What you are asked to do:
Beginning with the first line of the material and stopping after the line that contains "339, 78, 346]", rewrite those lines with "Torino" swapped for "Turin" and nothing else altered.

(Dataset rows)
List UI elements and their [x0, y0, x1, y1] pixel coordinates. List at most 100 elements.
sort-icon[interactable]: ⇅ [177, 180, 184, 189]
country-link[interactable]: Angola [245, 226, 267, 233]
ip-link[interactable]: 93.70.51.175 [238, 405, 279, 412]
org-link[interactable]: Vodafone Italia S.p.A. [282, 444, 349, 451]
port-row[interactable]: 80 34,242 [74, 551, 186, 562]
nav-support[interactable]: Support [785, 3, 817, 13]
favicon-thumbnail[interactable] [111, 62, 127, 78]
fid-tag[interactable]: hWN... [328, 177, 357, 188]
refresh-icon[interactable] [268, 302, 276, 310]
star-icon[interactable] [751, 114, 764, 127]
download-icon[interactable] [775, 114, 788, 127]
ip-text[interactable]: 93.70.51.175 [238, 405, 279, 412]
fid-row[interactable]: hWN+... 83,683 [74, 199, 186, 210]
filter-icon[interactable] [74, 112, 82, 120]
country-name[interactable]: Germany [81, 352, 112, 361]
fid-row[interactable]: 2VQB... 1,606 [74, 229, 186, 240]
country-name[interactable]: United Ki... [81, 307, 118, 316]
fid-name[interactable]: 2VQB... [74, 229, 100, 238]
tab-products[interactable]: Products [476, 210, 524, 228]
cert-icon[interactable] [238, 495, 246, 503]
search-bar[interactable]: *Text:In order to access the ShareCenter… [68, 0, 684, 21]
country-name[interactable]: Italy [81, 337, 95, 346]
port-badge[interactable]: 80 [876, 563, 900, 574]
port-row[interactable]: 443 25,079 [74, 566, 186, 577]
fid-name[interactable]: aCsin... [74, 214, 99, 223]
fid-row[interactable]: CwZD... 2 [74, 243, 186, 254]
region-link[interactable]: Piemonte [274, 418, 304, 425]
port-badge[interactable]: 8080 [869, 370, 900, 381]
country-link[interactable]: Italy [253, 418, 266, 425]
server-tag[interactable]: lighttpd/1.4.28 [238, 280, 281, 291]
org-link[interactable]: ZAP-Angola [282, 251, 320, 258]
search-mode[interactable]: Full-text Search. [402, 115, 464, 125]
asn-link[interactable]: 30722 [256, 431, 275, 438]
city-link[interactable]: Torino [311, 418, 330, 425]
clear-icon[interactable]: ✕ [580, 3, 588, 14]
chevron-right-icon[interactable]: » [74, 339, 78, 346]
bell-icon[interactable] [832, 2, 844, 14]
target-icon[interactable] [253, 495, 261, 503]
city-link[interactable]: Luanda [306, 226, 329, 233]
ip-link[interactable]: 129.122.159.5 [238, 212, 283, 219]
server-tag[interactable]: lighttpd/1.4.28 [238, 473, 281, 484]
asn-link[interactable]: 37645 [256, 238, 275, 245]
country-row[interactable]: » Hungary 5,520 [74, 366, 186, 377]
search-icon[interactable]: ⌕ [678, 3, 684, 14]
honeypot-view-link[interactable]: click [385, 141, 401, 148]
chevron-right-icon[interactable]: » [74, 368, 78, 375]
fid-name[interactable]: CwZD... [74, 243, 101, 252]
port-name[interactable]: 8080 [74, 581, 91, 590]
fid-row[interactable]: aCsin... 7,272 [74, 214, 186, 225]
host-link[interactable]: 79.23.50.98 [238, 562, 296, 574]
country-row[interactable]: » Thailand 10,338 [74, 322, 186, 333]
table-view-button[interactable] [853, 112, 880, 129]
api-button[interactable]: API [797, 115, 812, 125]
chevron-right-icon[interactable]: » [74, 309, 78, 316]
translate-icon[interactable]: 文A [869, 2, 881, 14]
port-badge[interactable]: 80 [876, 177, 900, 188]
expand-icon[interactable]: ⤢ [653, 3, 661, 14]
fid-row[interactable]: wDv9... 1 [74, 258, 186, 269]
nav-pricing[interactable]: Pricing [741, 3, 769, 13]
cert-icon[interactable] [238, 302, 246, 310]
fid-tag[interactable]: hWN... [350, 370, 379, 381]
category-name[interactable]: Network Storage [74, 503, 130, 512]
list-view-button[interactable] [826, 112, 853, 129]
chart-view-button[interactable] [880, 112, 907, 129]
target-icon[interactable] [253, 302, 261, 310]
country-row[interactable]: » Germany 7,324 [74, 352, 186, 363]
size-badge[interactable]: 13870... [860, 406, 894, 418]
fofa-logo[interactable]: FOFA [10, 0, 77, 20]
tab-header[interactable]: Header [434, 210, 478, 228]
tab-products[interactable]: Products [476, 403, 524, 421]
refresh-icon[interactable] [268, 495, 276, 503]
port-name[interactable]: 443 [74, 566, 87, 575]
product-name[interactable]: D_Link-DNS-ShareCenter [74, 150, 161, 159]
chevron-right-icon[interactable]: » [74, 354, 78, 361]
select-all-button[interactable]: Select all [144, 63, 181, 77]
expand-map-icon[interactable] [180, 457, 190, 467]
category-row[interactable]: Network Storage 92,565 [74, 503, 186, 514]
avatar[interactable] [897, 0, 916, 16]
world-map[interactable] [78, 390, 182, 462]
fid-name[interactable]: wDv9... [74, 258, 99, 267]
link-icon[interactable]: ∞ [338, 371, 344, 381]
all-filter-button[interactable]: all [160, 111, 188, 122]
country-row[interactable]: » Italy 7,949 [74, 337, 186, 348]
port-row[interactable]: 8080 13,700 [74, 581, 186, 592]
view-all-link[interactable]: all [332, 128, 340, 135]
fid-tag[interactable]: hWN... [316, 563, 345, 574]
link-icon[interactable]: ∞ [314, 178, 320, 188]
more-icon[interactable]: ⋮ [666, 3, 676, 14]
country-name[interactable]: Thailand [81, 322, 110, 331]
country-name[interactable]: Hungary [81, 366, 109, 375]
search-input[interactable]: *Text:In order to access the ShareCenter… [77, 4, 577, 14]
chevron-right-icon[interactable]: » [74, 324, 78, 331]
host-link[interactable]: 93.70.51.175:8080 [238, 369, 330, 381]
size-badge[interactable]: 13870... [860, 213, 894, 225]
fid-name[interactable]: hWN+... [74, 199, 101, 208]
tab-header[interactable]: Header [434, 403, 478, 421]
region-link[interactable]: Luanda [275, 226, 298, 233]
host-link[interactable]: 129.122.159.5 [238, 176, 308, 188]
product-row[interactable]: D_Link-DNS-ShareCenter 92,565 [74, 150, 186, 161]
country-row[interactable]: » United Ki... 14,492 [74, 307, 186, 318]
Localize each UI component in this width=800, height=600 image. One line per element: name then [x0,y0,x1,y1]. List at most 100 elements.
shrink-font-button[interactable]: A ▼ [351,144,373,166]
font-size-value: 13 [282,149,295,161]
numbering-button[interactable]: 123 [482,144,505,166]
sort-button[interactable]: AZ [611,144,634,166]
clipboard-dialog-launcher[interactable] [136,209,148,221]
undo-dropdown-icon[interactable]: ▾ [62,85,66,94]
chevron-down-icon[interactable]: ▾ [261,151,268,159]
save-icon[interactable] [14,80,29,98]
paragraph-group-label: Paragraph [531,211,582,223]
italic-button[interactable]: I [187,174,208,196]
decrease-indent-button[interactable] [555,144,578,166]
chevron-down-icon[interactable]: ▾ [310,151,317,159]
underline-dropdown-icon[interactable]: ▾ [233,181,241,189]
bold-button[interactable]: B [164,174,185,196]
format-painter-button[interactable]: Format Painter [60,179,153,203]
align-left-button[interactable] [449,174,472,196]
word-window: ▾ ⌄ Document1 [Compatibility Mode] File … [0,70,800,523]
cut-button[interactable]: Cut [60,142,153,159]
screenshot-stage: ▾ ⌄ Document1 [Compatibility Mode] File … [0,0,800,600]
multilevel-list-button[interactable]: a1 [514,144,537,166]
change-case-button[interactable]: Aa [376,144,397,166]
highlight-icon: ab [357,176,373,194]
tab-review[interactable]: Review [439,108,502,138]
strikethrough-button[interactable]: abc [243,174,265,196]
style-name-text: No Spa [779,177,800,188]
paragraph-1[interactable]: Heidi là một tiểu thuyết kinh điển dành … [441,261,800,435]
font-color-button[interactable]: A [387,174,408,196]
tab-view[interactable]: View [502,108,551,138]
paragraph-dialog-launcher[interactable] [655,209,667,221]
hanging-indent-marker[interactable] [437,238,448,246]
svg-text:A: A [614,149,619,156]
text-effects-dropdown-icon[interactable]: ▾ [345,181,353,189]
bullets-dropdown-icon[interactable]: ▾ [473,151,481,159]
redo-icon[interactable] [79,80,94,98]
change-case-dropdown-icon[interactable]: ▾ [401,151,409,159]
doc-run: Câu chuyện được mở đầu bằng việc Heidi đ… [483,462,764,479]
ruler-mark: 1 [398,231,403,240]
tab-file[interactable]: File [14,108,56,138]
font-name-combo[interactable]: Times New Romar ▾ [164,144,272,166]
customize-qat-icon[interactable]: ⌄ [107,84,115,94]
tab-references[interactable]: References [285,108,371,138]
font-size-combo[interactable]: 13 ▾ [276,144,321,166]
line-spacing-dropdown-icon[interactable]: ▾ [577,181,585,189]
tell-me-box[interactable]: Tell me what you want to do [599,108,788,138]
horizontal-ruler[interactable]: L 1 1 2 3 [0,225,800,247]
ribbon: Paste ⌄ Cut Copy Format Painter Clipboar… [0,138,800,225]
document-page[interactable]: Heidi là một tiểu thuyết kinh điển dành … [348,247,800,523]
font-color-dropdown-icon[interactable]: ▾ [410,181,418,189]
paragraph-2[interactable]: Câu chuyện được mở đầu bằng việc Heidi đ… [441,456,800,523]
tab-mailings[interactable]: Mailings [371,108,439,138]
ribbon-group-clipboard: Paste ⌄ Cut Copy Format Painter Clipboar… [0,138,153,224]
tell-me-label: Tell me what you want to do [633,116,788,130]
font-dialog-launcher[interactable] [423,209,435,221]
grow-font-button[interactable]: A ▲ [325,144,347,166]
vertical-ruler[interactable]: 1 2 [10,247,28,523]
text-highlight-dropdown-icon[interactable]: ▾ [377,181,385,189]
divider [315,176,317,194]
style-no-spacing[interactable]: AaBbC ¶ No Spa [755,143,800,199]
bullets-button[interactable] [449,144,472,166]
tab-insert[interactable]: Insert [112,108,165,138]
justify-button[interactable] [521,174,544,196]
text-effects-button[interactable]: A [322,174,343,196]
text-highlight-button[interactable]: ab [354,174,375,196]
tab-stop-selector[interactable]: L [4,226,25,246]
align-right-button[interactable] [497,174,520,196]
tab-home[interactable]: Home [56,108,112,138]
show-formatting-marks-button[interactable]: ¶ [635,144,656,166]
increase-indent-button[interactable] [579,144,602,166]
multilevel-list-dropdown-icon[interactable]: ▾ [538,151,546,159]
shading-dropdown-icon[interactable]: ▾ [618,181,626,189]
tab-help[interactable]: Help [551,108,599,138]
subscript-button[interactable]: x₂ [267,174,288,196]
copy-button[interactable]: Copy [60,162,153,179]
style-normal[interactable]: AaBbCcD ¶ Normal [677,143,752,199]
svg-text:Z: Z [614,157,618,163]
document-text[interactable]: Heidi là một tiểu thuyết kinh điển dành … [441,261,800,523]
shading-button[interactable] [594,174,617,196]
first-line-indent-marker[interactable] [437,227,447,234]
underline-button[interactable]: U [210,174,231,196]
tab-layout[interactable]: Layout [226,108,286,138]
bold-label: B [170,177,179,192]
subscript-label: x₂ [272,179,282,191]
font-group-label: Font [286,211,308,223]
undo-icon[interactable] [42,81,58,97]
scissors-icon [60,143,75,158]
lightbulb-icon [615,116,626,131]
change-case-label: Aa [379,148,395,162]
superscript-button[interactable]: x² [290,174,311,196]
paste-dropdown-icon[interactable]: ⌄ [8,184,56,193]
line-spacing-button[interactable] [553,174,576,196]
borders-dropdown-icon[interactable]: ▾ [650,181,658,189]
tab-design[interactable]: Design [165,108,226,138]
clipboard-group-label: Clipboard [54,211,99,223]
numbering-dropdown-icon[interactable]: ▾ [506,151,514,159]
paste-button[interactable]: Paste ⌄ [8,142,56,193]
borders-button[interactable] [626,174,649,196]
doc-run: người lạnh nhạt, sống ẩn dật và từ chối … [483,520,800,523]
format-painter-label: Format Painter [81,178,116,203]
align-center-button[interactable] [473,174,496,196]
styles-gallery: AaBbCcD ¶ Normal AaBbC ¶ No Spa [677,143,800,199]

Exercise response:
List UI elements and their [x0, y0, x1, y1] pixel coordinates. List at most 100 elements.
sort-icon[interactable]: ⇅ [177, 180, 184, 189]
country-link[interactable]: Angola [245, 226, 267, 233]
ip-link[interactable]: 93.70.51.175 [238, 405, 279, 412]
org-link[interactable]: Vodafone Italia S.p.A. [282, 444, 349, 451]
port-row[interactable]: 80 34,242 [74, 551, 186, 562]
nav-support[interactable]: Support [785, 3, 817, 13]
favicon-thumbnail[interactable] [111, 62, 127, 78]
fid-tag[interactable]: hWN... [328, 177, 357, 188]
refresh-icon[interactable] [268, 302, 276, 310]
star-icon[interactable] [751, 114, 764, 127]
download-icon[interactable] [775, 114, 788, 127]
ip-text[interactable]: 93.70.51.175 [238, 405, 279, 412]
fid-row[interactable]: hWN+... 83,683 [74, 199, 186, 210]
filter-icon[interactable] [74, 112, 82, 120]
country-name[interactable]: Germany [81, 352, 112, 361]
fid-row[interactable]: 2VQB... 1,606 [74, 229, 186, 240]
country-name[interactable]: United Ki... [81, 307, 118, 316]
fid-name[interactable]: 2VQB... [74, 229, 100, 238]
tab-products[interactable]: Products [476, 210, 524, 228]
cert-icon[interactable] [238, 495, 246, 503]
search-bar[interactable]: *Text:In order to access the ShareCenter… [68, 0, 684, 21]
country-name[interactable]: Italy [81, 337, 95, 346]
port-badge[interactable]: 80 [876, 563, 900, 574]
port-row[interactable]: 443 25,079 [74, 566, 186, 577]
fid-name[interactable]: aCsin... [74, 214, 99, 223]
fid-row[interactable]: CwZD... 2 [74, 243, 186, 254]
region-link[interactable]: Piemonte [274, 418, 304, 425]
port-badge[interactable]: 8080 [869, 370, 900, 381]
country-link[interactable]: Italy [253, 418, 266, 425]
server-tag[interactable]: lighttpd/1.4.28 [238, 280, 281, 291]
org-link[interactable]: ZAP-Angola [282, 251, 320, 258]
search-mode[interactable]: Full-text Search. [402, 115, 464, 125]
asn-link[interactable]: 30722 [256, 431, 275, 438]
city-link[interactable]: Turin [311, 418, 330, 425]
clear-icon[interactable]: ✕ [580, 3, 588, 14]
chevron-right-icon[interactable]: » [74, 339, 78, 346]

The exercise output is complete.